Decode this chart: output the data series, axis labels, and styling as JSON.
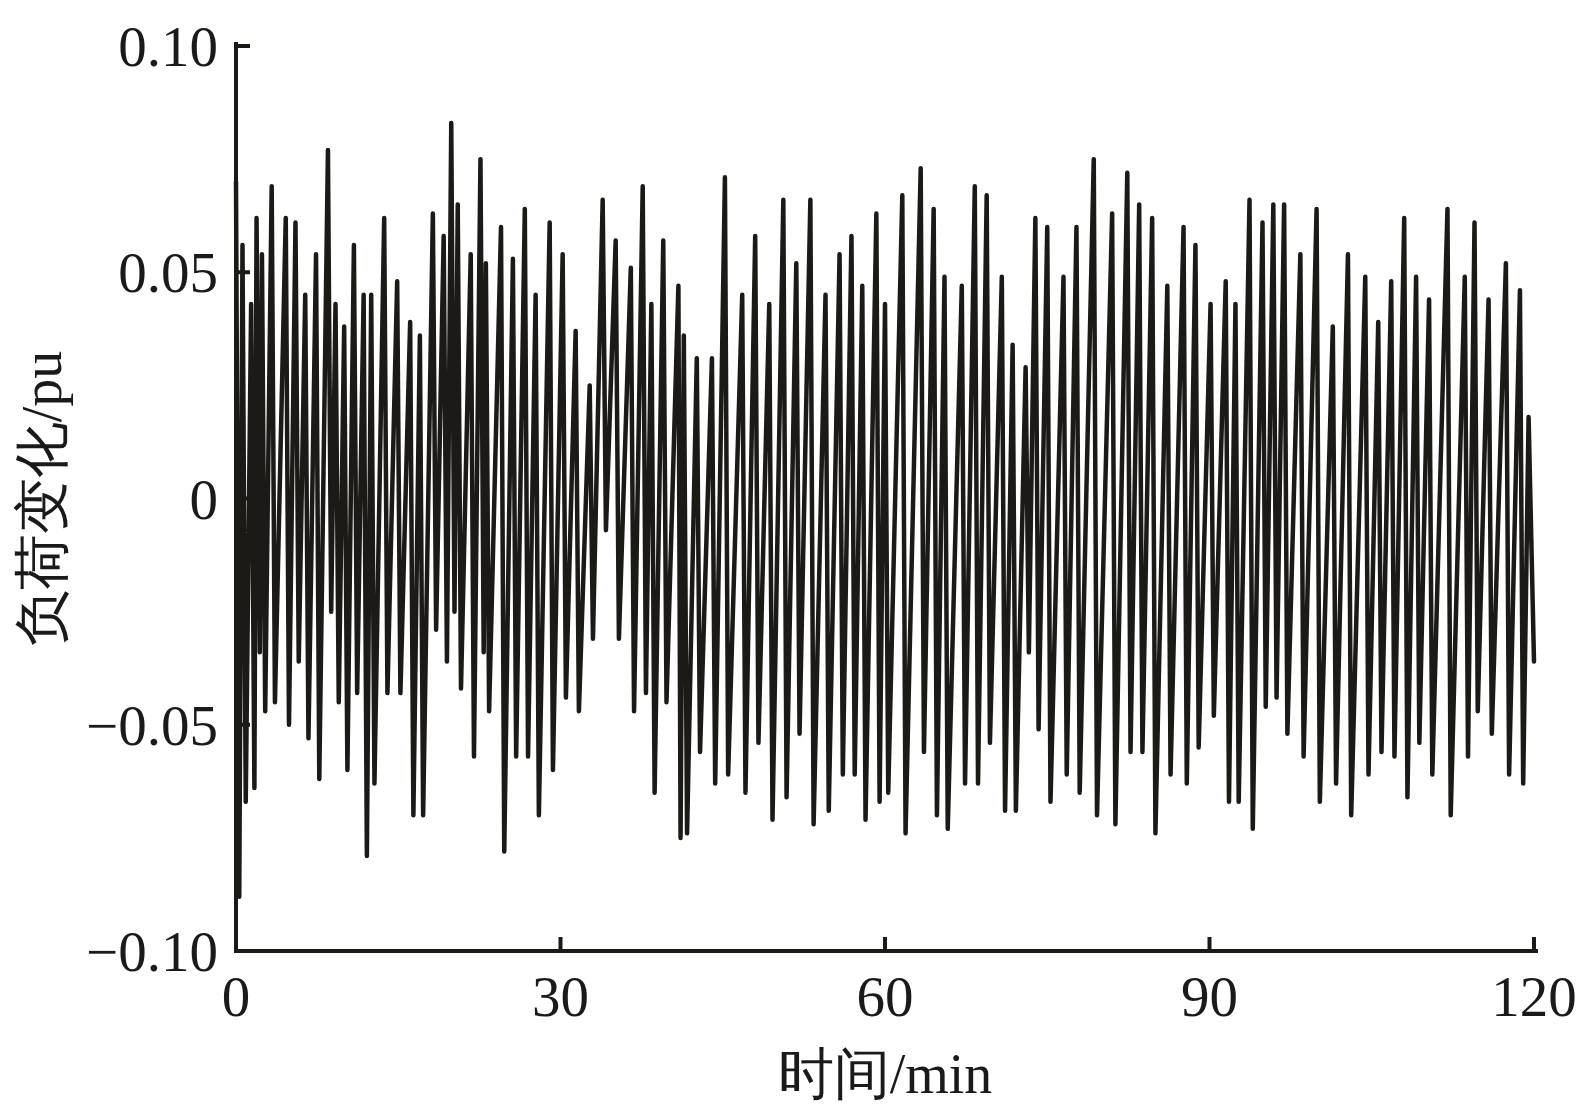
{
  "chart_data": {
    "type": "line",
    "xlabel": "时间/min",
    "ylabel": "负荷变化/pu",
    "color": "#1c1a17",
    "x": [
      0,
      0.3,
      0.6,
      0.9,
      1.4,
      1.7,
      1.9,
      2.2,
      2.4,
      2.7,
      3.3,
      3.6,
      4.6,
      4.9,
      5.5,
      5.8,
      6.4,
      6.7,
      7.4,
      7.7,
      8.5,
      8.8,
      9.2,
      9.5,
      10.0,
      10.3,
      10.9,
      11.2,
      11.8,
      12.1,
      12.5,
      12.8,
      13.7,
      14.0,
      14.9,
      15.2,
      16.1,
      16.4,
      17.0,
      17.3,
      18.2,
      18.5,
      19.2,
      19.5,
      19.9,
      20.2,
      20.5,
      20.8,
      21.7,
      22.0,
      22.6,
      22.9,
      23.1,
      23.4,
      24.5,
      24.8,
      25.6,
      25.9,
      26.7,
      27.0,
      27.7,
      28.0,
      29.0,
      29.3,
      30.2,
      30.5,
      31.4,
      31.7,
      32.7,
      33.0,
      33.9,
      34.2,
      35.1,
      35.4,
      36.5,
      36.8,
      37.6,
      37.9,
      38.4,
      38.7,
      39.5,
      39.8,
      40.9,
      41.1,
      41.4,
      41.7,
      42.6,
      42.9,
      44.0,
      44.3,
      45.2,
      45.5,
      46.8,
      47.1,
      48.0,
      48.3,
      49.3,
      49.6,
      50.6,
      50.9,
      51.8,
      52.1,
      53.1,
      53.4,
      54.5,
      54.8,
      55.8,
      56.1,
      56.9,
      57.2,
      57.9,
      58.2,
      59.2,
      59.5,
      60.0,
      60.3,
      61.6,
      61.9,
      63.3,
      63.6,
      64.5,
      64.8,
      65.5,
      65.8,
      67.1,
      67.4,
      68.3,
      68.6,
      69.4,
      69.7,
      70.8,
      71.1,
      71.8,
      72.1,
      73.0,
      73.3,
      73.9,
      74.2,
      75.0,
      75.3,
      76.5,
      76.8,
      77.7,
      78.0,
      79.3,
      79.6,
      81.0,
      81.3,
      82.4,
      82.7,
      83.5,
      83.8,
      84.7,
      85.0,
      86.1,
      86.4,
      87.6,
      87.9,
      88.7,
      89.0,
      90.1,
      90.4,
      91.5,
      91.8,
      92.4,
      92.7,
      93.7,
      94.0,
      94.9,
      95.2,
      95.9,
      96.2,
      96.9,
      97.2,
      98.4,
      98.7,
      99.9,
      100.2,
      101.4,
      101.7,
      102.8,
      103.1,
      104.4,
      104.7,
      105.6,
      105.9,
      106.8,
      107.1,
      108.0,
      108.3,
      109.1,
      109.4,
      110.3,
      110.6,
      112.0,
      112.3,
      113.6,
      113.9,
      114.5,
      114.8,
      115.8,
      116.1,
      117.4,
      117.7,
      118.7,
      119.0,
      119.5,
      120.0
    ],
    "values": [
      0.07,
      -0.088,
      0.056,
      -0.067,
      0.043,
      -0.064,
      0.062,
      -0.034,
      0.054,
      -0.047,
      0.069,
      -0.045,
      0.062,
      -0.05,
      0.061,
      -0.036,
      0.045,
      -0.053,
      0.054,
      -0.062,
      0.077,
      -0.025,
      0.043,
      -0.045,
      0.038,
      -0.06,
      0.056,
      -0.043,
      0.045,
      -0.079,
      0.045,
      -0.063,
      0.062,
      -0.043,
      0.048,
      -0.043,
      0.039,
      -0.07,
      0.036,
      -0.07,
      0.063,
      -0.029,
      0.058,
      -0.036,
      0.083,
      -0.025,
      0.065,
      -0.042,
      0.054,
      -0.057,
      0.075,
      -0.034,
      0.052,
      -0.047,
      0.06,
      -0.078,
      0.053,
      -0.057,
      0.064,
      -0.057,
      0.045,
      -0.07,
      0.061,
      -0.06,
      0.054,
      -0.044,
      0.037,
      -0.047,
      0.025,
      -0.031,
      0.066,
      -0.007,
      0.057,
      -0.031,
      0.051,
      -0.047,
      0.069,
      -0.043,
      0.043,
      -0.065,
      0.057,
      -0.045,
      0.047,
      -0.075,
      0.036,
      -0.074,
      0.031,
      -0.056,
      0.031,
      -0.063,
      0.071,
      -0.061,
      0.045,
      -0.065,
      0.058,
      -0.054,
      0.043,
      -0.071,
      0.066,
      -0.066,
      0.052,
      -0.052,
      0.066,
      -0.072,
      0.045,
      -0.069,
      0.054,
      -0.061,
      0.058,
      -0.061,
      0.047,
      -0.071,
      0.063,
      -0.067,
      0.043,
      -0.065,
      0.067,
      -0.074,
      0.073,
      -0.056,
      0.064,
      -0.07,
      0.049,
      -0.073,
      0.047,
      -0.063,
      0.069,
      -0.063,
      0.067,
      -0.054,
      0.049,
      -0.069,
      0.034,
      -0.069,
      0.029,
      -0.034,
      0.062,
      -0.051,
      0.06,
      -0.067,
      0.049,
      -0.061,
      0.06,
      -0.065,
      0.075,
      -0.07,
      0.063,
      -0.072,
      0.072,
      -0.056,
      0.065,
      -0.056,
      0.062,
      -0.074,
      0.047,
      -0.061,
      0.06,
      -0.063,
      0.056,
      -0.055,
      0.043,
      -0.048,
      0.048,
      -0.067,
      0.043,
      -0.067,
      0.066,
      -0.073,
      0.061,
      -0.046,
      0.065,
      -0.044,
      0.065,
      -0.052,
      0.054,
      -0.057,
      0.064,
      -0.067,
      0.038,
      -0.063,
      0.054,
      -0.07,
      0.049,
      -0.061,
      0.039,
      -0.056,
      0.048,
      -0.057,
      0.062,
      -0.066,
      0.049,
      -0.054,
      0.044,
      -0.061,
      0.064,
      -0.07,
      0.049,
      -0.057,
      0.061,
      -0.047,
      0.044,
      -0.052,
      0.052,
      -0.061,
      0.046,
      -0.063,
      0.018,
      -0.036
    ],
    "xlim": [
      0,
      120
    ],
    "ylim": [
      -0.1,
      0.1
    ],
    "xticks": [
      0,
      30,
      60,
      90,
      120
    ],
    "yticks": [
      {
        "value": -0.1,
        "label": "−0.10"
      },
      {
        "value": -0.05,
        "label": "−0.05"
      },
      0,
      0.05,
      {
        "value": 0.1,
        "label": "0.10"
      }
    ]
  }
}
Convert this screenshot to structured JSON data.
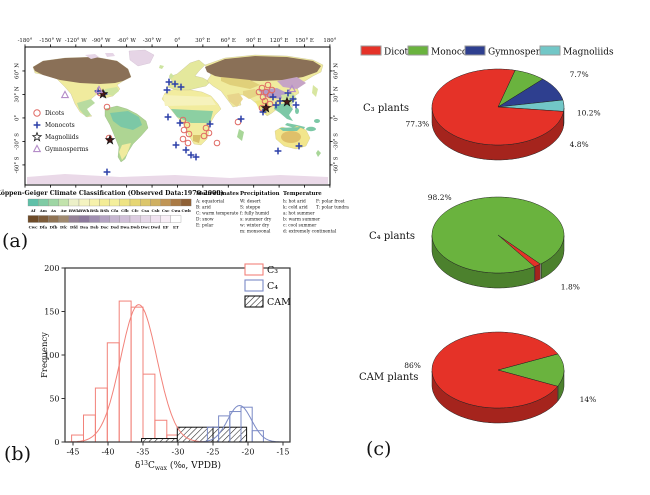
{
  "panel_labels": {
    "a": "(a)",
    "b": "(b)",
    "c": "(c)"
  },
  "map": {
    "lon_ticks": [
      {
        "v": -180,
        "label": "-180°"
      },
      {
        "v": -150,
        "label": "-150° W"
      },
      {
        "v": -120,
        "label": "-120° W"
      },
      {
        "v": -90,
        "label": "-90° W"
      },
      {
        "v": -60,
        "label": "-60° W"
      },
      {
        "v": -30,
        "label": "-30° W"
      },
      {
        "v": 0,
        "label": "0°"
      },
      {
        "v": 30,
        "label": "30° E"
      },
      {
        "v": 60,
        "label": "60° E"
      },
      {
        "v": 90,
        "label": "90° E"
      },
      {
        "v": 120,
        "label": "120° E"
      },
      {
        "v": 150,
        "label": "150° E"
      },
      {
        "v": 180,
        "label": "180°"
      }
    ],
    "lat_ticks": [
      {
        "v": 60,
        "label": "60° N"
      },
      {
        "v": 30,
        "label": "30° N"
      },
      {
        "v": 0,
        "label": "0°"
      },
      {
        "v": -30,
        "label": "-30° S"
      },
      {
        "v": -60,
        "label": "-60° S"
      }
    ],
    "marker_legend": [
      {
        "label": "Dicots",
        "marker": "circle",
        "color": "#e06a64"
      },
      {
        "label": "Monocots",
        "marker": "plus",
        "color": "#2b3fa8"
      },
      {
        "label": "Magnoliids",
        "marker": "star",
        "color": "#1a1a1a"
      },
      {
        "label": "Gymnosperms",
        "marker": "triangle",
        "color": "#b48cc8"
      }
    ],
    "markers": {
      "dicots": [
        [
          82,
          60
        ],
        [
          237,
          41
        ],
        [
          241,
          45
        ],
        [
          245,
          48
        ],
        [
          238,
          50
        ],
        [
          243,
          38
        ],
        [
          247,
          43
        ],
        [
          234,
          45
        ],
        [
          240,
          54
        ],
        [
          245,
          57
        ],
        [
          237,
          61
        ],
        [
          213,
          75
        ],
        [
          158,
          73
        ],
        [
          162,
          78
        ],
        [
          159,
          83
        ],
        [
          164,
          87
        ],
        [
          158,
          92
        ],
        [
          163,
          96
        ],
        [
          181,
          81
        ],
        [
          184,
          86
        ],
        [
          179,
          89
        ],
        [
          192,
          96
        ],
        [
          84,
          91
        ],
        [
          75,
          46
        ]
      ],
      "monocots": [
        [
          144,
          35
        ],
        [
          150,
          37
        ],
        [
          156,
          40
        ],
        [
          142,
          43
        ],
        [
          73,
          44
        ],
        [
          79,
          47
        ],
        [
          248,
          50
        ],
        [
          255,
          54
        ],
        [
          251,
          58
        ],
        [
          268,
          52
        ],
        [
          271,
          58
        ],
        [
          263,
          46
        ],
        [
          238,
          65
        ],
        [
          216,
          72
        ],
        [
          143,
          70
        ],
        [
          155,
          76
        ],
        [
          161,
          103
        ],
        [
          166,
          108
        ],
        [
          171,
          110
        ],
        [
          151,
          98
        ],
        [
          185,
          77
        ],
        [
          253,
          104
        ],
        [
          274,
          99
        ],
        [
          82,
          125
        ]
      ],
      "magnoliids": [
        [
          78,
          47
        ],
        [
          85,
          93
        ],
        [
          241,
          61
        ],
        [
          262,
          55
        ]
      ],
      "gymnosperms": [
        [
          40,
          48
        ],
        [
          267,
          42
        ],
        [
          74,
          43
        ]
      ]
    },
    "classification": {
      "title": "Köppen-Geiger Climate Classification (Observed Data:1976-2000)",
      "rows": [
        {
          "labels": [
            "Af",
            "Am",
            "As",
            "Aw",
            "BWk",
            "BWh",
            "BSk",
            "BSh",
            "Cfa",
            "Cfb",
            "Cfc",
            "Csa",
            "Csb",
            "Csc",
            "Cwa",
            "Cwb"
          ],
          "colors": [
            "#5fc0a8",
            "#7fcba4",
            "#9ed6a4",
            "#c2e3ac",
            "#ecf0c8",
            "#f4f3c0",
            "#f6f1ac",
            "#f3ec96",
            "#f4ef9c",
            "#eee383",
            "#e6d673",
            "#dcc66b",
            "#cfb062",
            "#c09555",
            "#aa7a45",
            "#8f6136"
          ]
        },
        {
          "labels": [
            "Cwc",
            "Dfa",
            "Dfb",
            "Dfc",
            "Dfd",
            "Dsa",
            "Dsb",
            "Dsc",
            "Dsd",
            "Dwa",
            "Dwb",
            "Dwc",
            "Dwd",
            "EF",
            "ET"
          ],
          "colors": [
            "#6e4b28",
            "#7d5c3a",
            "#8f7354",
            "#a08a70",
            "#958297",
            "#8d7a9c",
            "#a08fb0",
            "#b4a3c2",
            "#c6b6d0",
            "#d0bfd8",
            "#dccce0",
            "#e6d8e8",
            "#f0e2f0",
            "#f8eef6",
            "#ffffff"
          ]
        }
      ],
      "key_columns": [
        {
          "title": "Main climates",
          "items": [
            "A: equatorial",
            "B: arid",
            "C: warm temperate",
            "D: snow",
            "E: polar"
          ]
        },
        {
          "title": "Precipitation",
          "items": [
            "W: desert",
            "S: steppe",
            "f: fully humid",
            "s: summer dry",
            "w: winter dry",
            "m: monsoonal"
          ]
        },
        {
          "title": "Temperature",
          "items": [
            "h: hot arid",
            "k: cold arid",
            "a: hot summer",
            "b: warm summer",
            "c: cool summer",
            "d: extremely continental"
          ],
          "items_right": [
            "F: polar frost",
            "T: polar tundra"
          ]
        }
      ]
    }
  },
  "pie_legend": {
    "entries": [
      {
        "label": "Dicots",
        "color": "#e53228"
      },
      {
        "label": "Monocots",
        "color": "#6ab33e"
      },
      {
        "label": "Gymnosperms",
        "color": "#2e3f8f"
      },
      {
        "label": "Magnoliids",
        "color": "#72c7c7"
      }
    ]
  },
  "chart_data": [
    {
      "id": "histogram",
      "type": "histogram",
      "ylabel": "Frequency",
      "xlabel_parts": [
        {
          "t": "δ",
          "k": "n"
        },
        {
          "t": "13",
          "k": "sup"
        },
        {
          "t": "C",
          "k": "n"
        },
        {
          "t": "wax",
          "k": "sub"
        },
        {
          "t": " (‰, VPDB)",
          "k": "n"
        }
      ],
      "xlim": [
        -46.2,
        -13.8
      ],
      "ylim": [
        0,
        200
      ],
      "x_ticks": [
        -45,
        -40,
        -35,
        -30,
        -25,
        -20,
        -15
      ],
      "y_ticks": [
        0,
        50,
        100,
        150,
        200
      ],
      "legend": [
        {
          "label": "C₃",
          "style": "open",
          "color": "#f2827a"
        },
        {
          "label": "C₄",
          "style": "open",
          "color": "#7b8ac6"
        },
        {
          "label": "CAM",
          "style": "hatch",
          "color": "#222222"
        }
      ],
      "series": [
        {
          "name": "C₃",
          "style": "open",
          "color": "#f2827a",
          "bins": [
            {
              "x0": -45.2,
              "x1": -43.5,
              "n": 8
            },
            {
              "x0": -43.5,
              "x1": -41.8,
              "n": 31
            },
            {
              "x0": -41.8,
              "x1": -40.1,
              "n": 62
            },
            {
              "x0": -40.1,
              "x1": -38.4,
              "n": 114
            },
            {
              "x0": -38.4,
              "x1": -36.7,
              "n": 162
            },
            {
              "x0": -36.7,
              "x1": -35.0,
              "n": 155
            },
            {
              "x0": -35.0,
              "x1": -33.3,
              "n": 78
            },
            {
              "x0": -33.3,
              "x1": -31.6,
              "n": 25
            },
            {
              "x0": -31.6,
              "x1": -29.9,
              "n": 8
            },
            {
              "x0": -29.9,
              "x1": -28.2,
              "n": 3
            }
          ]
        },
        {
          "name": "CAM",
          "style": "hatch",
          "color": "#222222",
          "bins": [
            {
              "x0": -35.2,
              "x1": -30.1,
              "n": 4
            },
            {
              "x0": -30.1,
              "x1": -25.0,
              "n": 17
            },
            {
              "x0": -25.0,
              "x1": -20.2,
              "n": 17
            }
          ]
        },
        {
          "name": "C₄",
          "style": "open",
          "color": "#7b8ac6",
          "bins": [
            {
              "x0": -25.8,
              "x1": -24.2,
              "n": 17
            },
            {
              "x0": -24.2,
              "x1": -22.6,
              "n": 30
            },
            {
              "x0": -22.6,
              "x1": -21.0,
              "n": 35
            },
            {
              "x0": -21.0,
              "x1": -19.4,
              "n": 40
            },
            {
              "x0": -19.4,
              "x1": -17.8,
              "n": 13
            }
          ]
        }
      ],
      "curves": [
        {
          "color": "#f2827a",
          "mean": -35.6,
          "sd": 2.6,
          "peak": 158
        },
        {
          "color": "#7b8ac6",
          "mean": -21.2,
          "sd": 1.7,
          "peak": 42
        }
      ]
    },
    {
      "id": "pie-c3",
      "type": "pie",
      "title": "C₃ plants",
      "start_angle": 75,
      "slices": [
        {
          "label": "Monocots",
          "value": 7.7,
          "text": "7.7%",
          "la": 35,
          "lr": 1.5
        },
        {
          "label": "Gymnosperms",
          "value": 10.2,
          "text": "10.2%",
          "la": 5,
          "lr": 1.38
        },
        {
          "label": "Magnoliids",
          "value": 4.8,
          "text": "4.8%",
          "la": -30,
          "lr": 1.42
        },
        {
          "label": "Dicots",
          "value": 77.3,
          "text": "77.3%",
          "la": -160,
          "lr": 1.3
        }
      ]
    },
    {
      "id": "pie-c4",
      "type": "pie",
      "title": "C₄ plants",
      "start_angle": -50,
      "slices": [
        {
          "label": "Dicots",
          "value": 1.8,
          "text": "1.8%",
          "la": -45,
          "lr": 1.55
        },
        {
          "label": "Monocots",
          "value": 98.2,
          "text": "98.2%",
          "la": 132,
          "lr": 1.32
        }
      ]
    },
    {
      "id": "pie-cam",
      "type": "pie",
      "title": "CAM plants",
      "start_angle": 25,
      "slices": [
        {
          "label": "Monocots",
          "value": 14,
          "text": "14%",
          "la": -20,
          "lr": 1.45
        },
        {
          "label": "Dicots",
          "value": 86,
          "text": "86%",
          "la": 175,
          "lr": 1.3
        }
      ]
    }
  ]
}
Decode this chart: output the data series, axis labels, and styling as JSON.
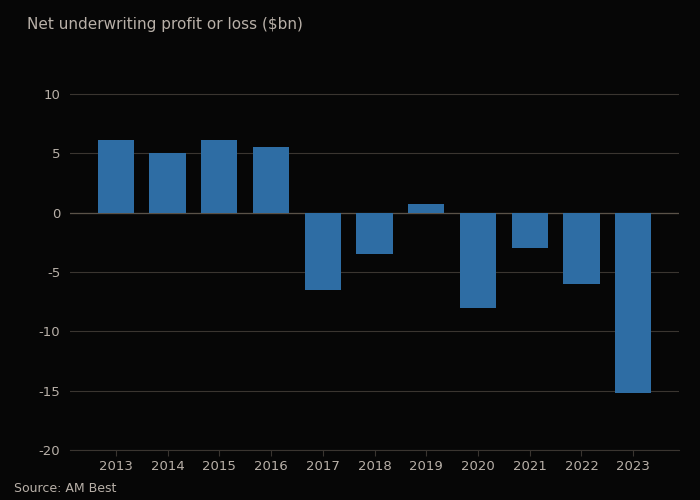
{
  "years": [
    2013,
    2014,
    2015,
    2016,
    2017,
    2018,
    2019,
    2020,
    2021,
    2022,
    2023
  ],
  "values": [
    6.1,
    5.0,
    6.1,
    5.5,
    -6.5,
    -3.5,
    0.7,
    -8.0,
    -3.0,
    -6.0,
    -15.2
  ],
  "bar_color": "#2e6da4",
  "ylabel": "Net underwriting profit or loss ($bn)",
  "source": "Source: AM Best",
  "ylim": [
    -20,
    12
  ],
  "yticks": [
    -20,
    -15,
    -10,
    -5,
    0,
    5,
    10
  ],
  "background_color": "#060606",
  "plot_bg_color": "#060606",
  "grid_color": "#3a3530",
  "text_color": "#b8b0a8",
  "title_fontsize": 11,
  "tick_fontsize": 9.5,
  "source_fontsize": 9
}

___

Copy all lines above containing the string "summer".

Expected answer =>
            "s: summer dry",
            "a: hot summer",
            "b: warm summer",
            "c: cool summer",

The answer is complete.